REQUIREMENTS |
Go through the entries below and copy each line containing the word "包括游戏".

[Collected data entries]
==*==
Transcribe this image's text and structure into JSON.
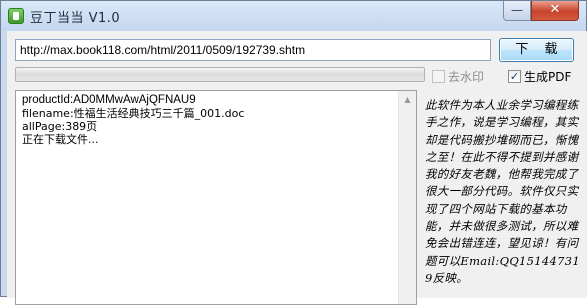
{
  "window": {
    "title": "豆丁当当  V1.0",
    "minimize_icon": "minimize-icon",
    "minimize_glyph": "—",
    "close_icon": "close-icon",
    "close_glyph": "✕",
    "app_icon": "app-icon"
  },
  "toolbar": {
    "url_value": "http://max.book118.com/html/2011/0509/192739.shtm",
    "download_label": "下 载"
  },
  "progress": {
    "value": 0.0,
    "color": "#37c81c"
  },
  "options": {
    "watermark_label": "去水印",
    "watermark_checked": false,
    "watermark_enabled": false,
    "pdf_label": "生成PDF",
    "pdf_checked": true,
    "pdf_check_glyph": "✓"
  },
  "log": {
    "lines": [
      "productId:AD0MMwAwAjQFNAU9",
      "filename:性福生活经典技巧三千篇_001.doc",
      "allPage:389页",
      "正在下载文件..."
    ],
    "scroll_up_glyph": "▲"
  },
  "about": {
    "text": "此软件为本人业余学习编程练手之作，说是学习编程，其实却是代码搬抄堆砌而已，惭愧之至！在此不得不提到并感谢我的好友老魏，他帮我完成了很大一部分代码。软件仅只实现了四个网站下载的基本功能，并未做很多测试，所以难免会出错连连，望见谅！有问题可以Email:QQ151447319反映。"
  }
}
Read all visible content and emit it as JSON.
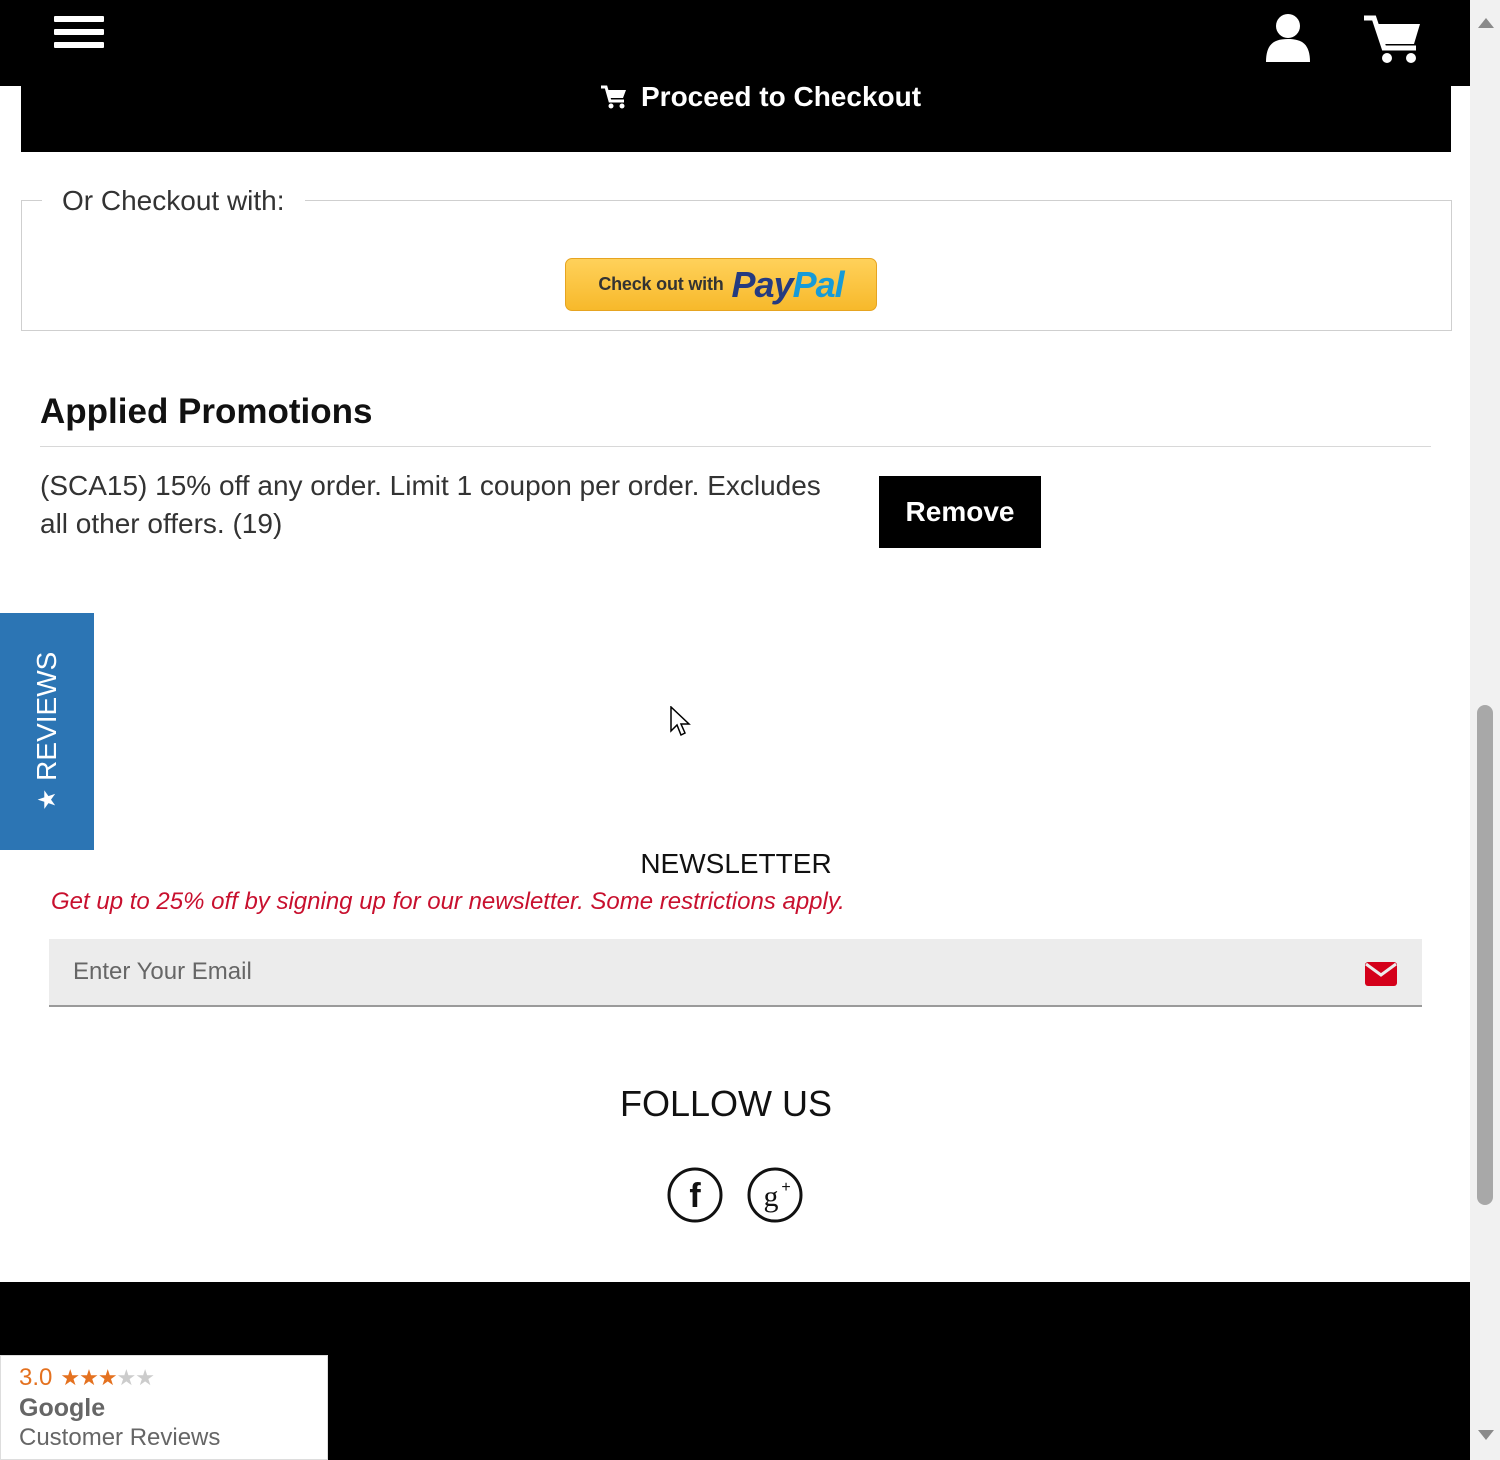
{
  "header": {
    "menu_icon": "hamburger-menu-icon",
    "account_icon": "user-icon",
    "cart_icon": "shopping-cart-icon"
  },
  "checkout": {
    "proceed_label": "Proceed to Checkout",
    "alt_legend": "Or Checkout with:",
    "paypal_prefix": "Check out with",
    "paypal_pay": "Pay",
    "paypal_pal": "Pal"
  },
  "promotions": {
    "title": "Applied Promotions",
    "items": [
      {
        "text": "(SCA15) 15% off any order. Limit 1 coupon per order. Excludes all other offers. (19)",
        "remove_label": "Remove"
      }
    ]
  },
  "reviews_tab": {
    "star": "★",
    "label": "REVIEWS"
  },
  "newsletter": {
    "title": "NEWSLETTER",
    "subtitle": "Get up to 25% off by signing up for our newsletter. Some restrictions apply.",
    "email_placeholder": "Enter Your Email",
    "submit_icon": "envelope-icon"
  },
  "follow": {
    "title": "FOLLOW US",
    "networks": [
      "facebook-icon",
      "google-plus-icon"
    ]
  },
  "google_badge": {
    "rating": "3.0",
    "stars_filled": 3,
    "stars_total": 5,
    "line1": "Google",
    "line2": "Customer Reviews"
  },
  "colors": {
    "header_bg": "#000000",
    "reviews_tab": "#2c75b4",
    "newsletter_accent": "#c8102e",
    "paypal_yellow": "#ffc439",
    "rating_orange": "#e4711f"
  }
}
==*==
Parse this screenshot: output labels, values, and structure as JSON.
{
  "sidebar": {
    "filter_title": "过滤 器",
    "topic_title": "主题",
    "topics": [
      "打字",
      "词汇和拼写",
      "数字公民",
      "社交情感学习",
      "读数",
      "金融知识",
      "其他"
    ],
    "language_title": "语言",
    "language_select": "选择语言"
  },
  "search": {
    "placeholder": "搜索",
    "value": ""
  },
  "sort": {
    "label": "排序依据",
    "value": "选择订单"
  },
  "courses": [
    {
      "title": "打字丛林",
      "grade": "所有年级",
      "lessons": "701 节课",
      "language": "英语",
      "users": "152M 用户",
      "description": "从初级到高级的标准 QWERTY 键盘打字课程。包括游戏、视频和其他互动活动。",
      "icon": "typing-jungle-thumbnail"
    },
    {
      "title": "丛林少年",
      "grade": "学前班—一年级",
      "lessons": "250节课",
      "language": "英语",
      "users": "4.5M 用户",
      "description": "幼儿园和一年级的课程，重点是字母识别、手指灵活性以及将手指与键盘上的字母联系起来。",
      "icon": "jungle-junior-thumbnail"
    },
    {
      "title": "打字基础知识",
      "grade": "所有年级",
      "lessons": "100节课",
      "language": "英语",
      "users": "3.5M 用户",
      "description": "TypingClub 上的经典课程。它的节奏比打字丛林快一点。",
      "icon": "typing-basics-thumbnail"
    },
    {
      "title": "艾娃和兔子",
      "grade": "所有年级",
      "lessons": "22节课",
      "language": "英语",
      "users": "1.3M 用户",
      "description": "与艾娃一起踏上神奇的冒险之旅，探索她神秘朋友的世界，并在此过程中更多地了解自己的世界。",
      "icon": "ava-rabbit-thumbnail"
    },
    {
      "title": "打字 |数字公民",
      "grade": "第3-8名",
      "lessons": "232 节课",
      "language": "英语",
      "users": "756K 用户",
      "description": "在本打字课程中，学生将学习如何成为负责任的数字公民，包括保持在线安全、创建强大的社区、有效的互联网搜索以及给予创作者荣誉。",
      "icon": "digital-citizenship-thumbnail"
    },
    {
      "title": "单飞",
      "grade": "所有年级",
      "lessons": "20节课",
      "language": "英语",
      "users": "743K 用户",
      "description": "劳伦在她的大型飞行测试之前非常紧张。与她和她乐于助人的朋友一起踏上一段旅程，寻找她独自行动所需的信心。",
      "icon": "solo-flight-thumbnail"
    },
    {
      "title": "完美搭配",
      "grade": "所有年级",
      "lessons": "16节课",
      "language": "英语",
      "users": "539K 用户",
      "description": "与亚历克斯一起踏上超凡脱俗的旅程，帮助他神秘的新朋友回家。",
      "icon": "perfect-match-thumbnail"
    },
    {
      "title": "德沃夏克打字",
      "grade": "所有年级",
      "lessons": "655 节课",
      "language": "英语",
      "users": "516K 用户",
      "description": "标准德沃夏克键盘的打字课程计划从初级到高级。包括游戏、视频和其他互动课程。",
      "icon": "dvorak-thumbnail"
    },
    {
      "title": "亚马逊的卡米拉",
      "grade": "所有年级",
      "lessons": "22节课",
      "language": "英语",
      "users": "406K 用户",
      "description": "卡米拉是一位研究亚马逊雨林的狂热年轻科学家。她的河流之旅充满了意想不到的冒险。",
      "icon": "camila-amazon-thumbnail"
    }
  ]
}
==*==
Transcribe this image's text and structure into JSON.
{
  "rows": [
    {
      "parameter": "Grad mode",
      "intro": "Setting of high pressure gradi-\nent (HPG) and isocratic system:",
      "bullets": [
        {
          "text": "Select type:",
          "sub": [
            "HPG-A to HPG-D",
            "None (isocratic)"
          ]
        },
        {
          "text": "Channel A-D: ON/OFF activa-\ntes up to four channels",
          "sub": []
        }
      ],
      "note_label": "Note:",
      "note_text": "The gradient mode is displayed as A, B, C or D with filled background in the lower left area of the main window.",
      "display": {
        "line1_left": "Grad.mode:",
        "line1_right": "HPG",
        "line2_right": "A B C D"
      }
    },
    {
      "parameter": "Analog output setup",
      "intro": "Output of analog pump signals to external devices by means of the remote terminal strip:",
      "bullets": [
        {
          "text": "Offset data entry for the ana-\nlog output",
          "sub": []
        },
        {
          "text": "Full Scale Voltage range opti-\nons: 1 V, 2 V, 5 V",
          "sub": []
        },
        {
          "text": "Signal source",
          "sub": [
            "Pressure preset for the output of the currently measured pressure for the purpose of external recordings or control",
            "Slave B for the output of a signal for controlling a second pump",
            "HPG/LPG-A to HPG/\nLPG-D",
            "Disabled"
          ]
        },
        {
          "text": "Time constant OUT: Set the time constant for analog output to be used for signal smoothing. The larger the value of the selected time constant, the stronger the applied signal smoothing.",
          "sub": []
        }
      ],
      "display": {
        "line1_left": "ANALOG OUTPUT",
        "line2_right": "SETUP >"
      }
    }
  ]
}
==*==
WRITTEN ANSWER |
      "description": "从初级到高级的标准 QWERTY 键盘打字课程。包括游戏、视频和其他互动活动。",
      "description": "标准德沃夏克键盘的打字课程计划从初级到高级。包括游戏、视频和其他互动课程。",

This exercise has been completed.